Provided text:
::::::::

Sachar’s most recent book, “Fuzzy Mud,”
came out in 2015. It’s a bit of a departure—a Times review described
the concept as “kid-lit Crichton.” Two children wander through an
off-limits forest and stumble upon the titular substance: a
lab-engineered energy source made up of tiny organisms, “ergonyms,” that
multiply exponentially, so that one ergonym becomes a billion over the
course of a single day. The ergonyms mutate, producing a public-health
crisis called the Heath Cliff Disaster. The story is intercut with
transcripts of government hearings, in which the dialogue is playful but
the subject dire.

The main character is Tamaya Dhilwaddi, a conscientious fifth grader.

::::::::

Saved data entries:
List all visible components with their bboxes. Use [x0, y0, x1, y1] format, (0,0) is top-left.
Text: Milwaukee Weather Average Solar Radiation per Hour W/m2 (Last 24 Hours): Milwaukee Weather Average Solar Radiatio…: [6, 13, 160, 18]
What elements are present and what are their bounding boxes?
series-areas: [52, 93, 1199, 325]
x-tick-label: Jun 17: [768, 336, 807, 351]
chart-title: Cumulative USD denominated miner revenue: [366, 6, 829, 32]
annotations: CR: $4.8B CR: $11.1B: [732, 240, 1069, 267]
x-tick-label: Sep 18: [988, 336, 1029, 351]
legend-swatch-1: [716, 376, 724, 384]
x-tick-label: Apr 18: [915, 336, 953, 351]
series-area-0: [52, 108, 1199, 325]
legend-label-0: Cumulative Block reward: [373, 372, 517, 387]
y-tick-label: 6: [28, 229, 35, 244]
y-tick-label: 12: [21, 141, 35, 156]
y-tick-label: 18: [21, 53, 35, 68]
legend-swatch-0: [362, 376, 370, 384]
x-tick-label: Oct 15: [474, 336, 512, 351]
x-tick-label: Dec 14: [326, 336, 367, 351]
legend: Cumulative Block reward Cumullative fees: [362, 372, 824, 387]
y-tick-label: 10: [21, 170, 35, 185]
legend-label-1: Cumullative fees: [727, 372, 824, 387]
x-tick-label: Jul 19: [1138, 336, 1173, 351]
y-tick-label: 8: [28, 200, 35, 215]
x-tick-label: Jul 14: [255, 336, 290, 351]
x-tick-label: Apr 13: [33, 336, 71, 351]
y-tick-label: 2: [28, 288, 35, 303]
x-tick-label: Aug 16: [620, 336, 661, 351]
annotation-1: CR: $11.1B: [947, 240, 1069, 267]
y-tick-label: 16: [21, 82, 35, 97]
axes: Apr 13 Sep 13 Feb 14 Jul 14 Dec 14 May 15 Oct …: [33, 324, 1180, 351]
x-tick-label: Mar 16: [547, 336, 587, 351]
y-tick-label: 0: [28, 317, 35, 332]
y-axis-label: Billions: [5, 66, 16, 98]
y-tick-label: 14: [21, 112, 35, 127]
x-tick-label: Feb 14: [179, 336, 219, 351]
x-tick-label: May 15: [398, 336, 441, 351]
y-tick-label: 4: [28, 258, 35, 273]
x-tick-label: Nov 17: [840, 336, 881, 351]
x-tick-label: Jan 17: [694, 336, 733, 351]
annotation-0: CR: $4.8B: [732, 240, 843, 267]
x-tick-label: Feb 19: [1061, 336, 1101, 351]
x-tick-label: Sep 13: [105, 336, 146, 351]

::::::::

Stated exercise A:
Reproduce the passage on Fuzzy Mud verbatim, from "Sachar’s most recent" up to and including "conscientious fifth grader.".
Stated exercise B:
In the passage on Fuzzy Mud, what is the name of the public-health crisis that the mutating ergonyms produce?

Task answer A:
Sachar’s most recent book, “Fuzzy Mud,”
came out in 2015. It’s a bit of a departure—a Times review described
the concept as “kid-lit Crichton.” Two children wander through an
off-limits forest and stumble upon the titular substance: a
lab-engineered energy source made up of tiny organisms, “ergonyms,” that
multiply exponentially, so that one ergonym becomes a billion over the
course of a single day. The ergonyms mutate, producing a public-health
crisis called the Heath Cliff Disaster. The story is intercut with
transcripts of government hearings, in which the dialogue is playful but
the subject dire.

The main character is Tamaya Dhilwaddi, a conscientious fifth grader.

Task answer B:
The Heath Cliff Disaster.